Extracted data entries:

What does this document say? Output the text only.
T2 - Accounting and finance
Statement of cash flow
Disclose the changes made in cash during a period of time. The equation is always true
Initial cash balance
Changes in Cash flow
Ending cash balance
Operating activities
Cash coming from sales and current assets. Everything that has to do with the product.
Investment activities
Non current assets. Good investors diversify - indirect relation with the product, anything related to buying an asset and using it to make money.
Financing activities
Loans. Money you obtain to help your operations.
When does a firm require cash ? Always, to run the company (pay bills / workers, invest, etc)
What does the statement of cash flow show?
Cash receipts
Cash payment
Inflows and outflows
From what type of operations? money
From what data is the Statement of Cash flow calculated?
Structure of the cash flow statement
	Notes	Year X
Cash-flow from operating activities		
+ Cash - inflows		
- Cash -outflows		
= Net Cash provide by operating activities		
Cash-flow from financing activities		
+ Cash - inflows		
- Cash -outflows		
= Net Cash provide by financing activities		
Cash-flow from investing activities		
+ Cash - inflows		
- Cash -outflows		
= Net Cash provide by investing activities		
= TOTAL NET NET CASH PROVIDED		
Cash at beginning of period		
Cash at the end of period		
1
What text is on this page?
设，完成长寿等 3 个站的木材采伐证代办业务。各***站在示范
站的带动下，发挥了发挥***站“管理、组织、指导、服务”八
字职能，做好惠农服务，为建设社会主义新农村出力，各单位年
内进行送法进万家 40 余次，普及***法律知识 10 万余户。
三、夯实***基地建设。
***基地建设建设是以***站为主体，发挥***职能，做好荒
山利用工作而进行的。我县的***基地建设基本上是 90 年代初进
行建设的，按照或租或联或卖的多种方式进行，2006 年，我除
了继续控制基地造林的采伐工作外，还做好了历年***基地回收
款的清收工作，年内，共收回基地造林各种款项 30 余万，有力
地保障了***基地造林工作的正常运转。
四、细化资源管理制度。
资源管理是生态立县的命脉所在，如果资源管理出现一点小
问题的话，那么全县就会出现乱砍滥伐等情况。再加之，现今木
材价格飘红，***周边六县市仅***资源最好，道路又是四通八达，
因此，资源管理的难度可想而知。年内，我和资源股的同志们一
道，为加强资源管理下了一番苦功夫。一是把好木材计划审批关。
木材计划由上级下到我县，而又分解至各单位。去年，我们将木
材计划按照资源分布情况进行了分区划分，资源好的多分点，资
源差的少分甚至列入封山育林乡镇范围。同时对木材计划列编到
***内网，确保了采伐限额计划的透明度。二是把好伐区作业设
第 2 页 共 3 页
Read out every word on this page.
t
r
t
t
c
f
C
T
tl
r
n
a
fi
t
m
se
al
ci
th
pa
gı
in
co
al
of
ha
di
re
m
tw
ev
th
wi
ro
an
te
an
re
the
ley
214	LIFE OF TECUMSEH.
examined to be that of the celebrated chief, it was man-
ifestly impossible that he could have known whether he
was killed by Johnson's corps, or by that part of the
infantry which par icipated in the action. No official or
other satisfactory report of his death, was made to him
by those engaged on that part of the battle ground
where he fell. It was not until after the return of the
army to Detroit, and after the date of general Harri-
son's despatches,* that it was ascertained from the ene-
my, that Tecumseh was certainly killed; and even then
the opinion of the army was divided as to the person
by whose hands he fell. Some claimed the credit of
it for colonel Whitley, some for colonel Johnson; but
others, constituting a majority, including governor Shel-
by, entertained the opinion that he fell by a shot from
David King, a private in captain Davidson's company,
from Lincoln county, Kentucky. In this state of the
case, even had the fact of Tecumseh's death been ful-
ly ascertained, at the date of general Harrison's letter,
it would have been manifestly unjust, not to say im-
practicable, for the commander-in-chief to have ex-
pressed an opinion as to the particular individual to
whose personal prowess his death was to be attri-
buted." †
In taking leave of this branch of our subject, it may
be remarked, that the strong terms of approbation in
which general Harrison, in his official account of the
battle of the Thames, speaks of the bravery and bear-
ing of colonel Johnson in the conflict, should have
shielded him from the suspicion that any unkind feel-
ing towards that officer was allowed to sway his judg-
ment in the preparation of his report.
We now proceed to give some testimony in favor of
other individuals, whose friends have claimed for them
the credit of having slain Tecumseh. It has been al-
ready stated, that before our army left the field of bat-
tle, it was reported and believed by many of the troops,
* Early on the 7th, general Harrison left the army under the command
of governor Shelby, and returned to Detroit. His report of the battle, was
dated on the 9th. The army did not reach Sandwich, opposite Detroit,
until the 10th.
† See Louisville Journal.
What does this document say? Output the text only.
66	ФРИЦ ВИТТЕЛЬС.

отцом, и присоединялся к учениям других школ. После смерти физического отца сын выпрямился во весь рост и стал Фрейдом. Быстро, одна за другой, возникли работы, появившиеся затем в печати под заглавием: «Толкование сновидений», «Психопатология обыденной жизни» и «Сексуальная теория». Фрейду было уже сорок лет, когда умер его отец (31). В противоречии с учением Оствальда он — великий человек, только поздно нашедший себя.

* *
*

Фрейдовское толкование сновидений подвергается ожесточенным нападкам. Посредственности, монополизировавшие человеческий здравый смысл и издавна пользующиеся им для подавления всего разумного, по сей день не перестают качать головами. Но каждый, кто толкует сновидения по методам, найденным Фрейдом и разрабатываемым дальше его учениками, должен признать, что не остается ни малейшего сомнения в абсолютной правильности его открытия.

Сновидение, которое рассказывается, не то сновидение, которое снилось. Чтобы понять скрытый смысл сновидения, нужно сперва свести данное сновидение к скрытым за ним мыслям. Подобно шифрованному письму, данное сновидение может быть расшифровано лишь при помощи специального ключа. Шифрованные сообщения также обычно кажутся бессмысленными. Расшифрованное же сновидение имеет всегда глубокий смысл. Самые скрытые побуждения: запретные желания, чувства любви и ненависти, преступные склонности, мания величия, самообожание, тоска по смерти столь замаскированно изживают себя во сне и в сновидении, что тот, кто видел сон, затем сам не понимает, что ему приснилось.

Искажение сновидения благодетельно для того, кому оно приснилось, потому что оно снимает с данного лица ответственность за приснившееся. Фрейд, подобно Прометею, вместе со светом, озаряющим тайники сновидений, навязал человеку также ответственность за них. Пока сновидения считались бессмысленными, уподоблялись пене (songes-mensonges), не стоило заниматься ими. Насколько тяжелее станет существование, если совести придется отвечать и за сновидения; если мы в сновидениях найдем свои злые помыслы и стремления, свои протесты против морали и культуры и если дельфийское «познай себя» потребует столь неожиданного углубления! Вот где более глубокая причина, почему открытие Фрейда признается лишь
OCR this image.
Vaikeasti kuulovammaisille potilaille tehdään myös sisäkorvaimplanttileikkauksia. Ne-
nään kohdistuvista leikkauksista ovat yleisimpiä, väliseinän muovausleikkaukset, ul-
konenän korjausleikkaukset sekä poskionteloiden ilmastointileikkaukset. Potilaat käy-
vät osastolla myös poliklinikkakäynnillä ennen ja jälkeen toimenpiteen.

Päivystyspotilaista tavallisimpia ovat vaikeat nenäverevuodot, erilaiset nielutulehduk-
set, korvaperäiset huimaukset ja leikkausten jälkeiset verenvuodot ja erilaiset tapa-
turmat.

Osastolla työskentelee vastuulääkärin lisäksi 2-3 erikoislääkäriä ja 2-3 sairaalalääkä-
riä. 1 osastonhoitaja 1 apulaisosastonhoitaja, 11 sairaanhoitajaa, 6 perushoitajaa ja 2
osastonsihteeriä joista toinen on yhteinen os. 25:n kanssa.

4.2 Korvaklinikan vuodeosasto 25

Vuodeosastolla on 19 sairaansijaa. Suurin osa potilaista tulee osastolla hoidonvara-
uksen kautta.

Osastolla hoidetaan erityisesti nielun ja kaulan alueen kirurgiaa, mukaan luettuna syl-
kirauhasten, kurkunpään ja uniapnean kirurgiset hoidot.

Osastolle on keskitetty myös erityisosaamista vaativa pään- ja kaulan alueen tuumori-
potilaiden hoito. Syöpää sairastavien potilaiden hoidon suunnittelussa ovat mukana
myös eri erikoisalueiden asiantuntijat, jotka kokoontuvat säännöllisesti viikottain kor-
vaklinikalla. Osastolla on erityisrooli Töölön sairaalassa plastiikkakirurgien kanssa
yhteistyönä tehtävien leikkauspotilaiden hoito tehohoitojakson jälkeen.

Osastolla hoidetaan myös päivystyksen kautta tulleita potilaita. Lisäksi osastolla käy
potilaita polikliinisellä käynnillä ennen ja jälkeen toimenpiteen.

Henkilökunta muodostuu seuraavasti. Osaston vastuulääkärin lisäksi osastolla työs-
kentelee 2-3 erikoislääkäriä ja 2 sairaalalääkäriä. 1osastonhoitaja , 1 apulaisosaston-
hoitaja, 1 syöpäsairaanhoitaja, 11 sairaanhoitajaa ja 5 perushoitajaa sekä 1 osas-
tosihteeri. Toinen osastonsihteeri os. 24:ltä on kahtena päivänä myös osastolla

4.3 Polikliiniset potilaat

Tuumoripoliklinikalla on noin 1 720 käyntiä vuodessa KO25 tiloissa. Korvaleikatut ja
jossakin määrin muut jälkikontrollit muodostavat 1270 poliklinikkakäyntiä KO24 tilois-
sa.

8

▸ **What you should do**:
Using the listing above, say how many of its lines contain the string "governor", giving nothing but the figure.

▸ **Solution to this problem**:
2